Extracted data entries
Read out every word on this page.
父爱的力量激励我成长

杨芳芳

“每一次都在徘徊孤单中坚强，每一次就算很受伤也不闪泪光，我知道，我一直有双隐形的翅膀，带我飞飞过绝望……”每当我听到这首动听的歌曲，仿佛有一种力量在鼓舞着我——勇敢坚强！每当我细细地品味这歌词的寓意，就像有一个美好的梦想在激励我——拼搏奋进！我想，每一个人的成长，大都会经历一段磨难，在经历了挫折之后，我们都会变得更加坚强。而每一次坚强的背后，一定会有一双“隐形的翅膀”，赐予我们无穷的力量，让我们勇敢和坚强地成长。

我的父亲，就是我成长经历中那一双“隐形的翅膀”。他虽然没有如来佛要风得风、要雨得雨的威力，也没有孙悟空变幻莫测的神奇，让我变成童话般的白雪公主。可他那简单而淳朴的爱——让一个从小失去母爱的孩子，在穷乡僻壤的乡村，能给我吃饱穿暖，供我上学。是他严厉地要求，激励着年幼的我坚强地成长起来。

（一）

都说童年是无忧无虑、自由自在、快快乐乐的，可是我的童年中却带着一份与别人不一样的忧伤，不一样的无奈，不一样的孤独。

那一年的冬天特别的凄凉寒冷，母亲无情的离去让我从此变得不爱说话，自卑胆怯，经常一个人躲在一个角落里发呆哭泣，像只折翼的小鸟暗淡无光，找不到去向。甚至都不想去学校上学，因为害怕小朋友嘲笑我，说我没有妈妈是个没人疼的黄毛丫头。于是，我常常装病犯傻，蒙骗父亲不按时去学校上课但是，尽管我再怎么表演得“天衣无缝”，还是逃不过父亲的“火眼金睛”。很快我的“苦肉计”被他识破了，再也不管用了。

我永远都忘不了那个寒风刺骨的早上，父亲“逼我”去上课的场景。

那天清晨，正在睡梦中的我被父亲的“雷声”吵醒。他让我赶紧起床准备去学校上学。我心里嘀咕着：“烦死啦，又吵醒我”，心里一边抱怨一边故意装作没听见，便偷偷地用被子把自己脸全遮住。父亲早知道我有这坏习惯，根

Task prompt :: All of the lines above must be returned exactly.

Result of this task ::
Read out every word on this page.
父爱的力量激励我成长

杨芳芳

“每一次都在徘徊孤单中坚强，每一次就算很受伤也不闪泪光，我知道，我一直有双隐形的翅膀，带我飞飞过绝望……”每当我听到这首动听的歌曲，仿佛有一种力量在鼓舞着我——勇敢坚强！每当我细细地品味这歌词的寓意，就像有一个美好的梦想在激励我——拼搏奋进！我想，每一个人的成长，大都会经历一段磨难，在经历了挫折之后，我们都会变得更加坚强。而每一次坚强的背后，一定会有一双“隐形的翅膀”，赐予我们无穷的力量，让我们勇敢和坚强地成长。

我的父亲，就是我成长经历中那一双“隐形的翅膀”。他虽然没有如来佛要风得风、要雨得雨的威力，也没有孙悟空变幻莫测的神奇，让我变成童话般的白雪公主。可他那简单而淳朴的爱——让一个从小失去母爱的孩子，在穷乡僻壤的乡村，能给我吃饱穿暖，供我上学。是他严厉地要求，激励着年幼的我坚强地成长起来。

（一）

都说童年是无忧无虑、自由自在、快快乐乐的，可是我的童年中却带着一份与别人不一样的忧伤，不一样的无奈，不一样的孤独。

那一年的冬天特别的凄凉寒冷，母亲无情的离去让我从此变得不爱说话，自卑胆怯，经常一个人躲在一个角落里发呆哭泣，像只折翼的小鸟暗淡无光，找不到去向。甚至都不想去学校上学，因为害怕小朋友嘲笑我，说我没有妈妈是个没人疼的黄毛丫头。于是，我常常装病犯傻，蒙骗父亲不按时去学校上课但是，尽管我再怎么表演得“天衣无缝”，还是逃不过父亲的“火眼金睛”。很快我的“苦肉计”被他识破了，再也不管用了。

我永远都忘不了那个寒风刺骨的早上，父亲“逼我”去上课的场景。

那天清晨，正在睡梦中的我被父亲的“雷声”吵醒。他让我赶紧起床准备去学校上学。我心里嘀咕着：“烦死啦，又吵醒我”，心里一边抱怨一边故意装作没听见，便偷偷地用被子把自己脸全遮住。父亲早知道我有这坏习惯，根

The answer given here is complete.